*Stated exercise*: Write out every entry exactly as given, but omit the pictures.

*Data for the task*:
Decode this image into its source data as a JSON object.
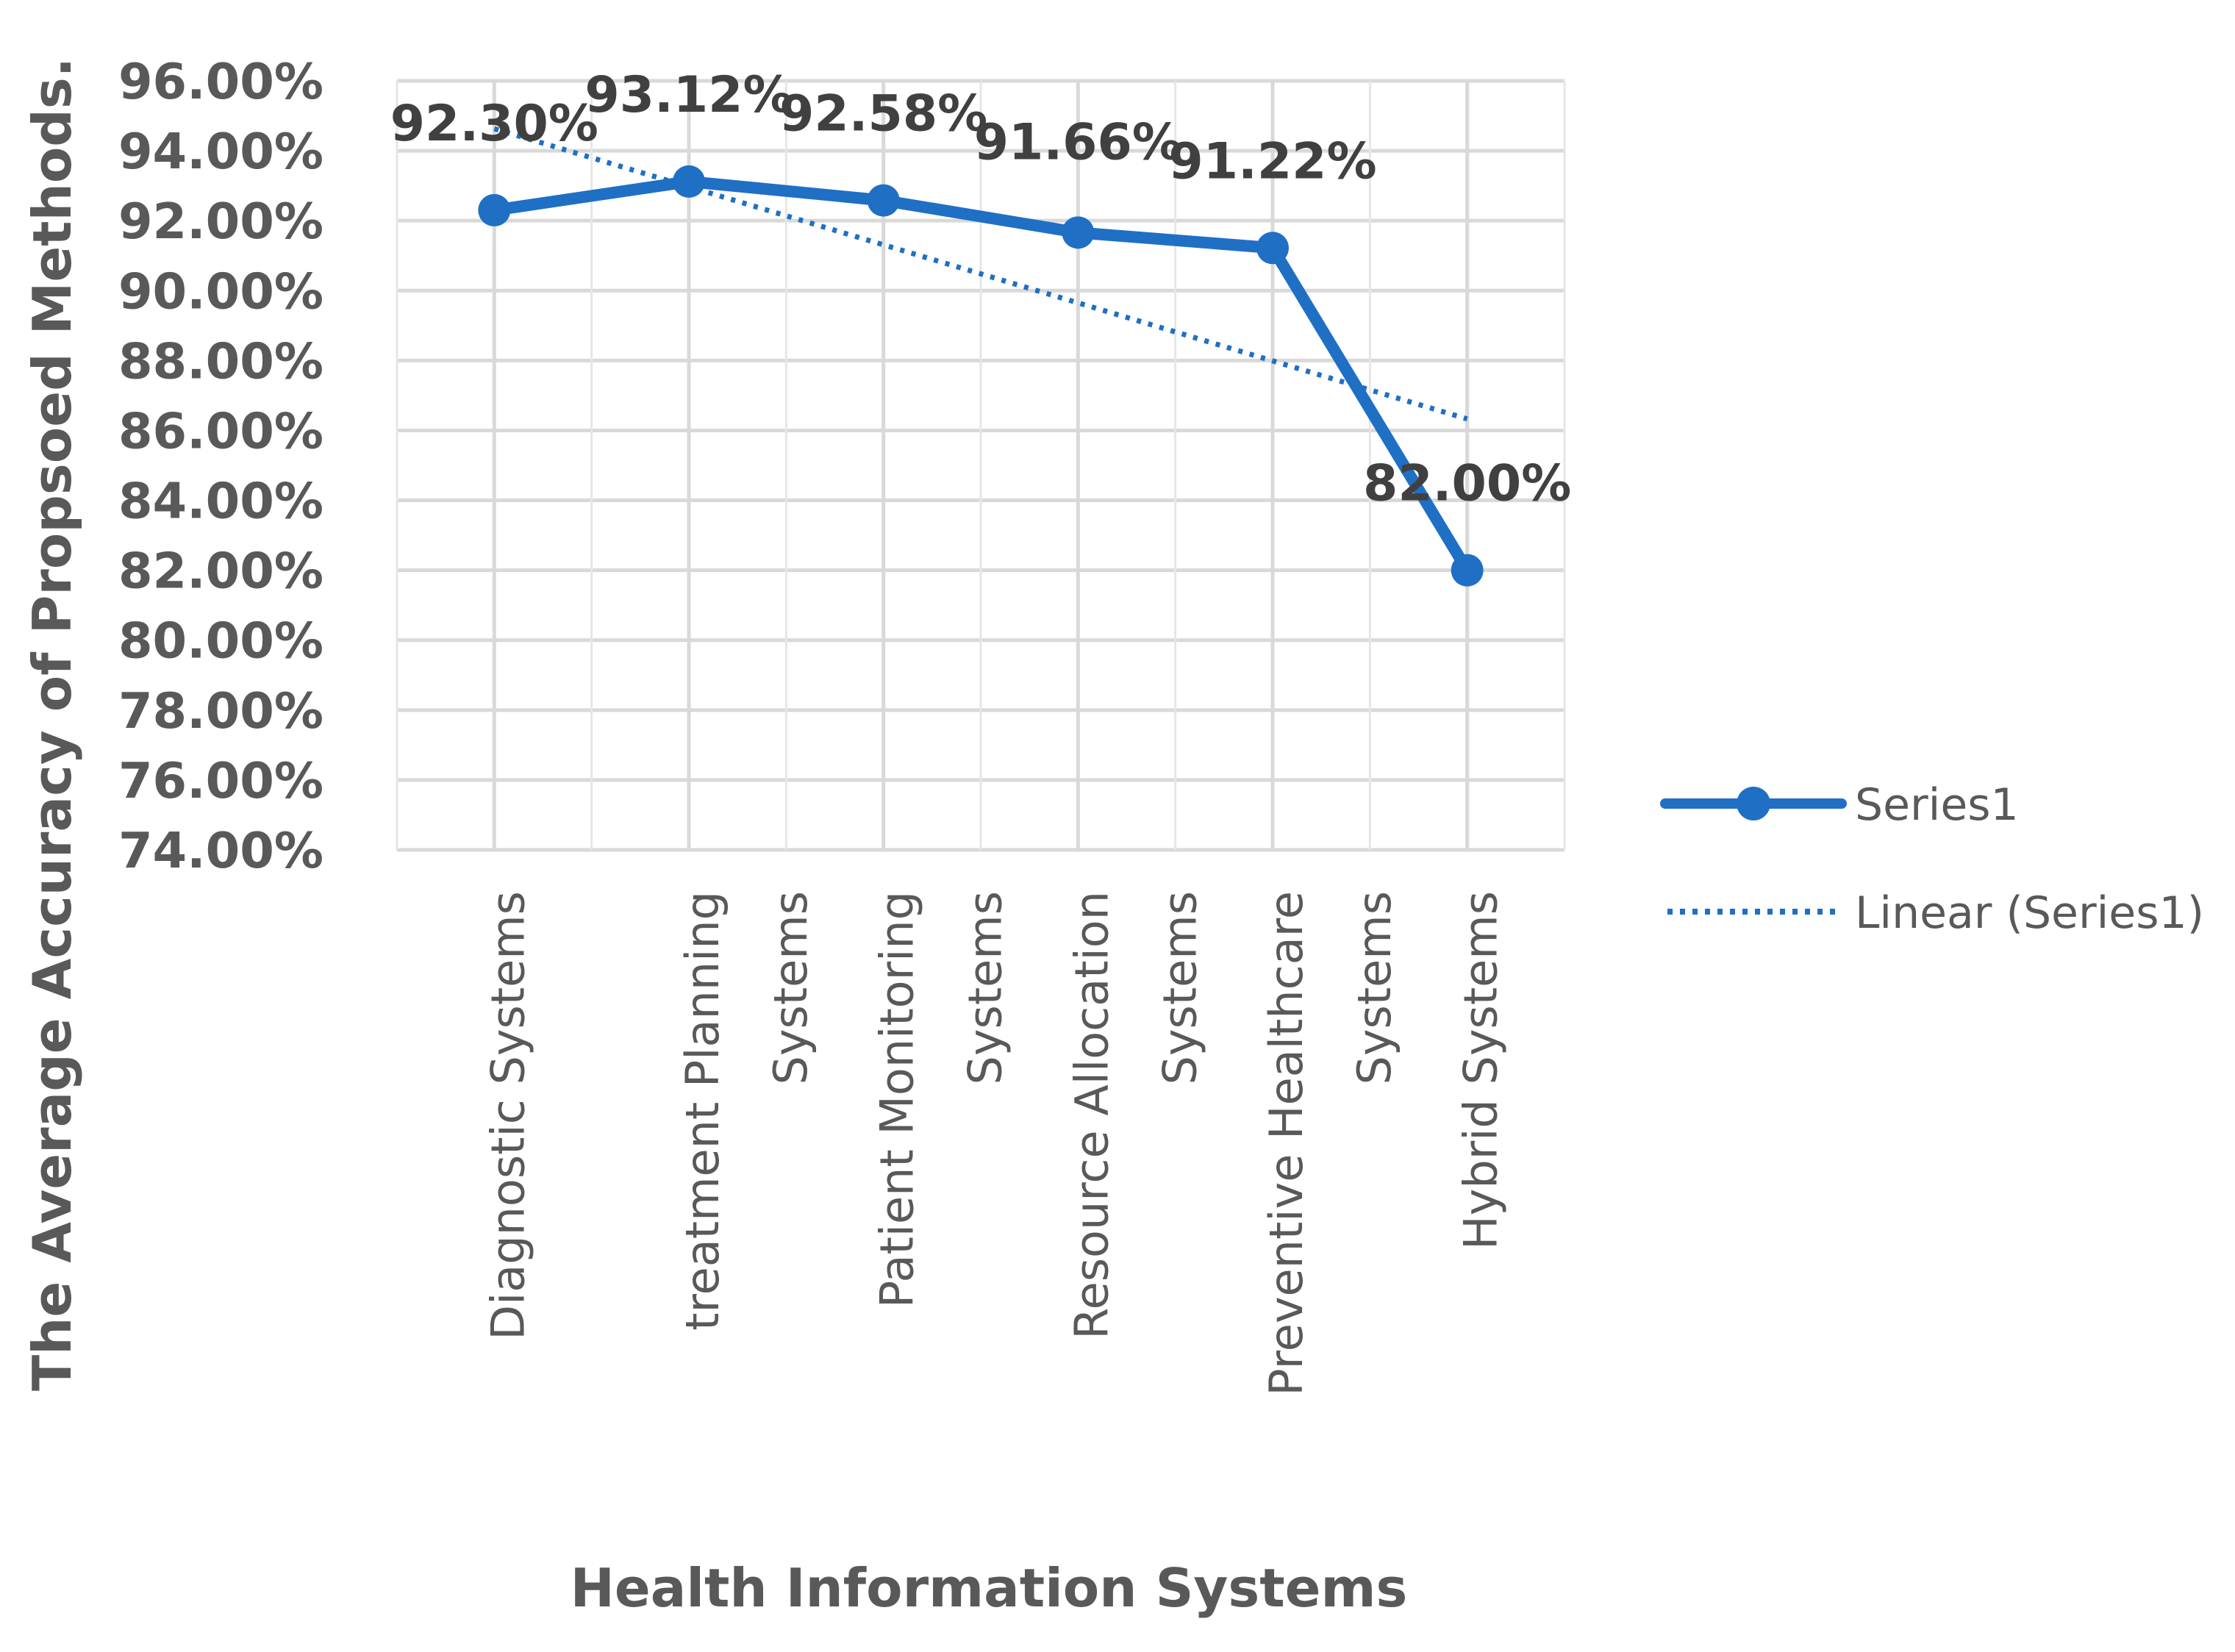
{
  "chart_data": {
    "type": "line",
    "categories": [
      [
        "Diagnostic Systems"
      ],
      [
        "treatment Planning",
        "Systems"
      ],
      [
        "Patient Monitoring",
        "Systems"
      ],
      [
        "Resource Allocation",
        "Systems"
      ],
      [
        "Preventive Healthcare",
        "Systems"
      ],
      [
        "Hybrid Systems"
      ]
    ],
    "series": [
      {
        "name": "Series1",
        "values": [
          92.3,
          93.12,
          92.58,
          91.66,
          91.22,
          82.0
        ],
        "data_labels": [
          "92.30%",
          "93.12%",
          "92.58%",
          "91.66%",
          "91.22%",
          "82.00%"
        ],
        "color": "#1f6fc5",
        "marker": "circle"
      }
    ],
    "trendline": {
      "name": "Linear (Series1)",
      "type": "linear",
      "style": "dotted",
      "color": "#1f6fc5"
    },
    "xlabel": "Health Information Systems",
    "ylabel": "The Average Accuracy of Propsoed Methods.",
    "ylim": [
      74,
      96
    ],
    "ytick_step": 2,
    "ytick_labels": [
      "74.00%",
      "76.00%",
      "78.00%",
      "80.00%",
      "82.00%",
      "84.00%",
      "86.00%",
      "88.00%",
      "90.00%",
      "92.00%",
      "94.00%",
      "96.00%"
    ],
    "grid": true,
    "legend": {
      "position": "right",
      "entries": [
        "Series1",
        "Linear (Series1)"
      ]
    }
  }
}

*Response to this task*:
Decode this image into its source data as a JSON object.
{
  "chart_data": {
    "type": "line",
    "categories": [
      [
        "Diagnostic Systems"
      ],
      [
        "treatment Planning",
        "Systems"
      ],
      [
        "Patient Monitoring",
        "Systems"
      ],
      [
        "Resource Allocation",
        "Systems"
      ],
      [
        "Preventive Healthcare",
        "Systems"
      ],
      [
        "Hybrid Systems"
      ]
    ],
    "series": [
      {
        "name": "Series1",
        "values": [
          92.3,
          93.12,
          92.58,
          91.66,
          91.22,
          82.0
        ],
        "data_labels": [
          "92.30%",
          "93.12%",
          "92.58%",
          "91.66%",
          "91.22%",
          "82.00%"
        ],
        "color": "#1f6fc5",
        "marker": "circle"
      }
    ],
    "trendline": {
      "name": "Linear (Series1)",
      "type": "linear",
      "style": "dotted",
      "color": "#1f6fc5"
    },
    "xlabel": "Health Information Systems",
    "ylabel": "The Average Accuracy of Propsoed Methods.",
    "ylim": [
      74,
      96
    ],
    "ytick_step": 2,
    "ytick_labels": [
      "74.00%",
      "76.00%",
      "78.00%",
      "80.00%",
      "82.00%",
      "84.00%",
      "86.00%",
      "88.00%",
      "90.00%",
      "92.00%",
      "94.00%",
      "96.00%"
    ],
    "grid": true,
    "legend": {
      "position": "right",
      "entries": [
        "Series1",
        "Linear (Series1)"
      ]
    }
  }
}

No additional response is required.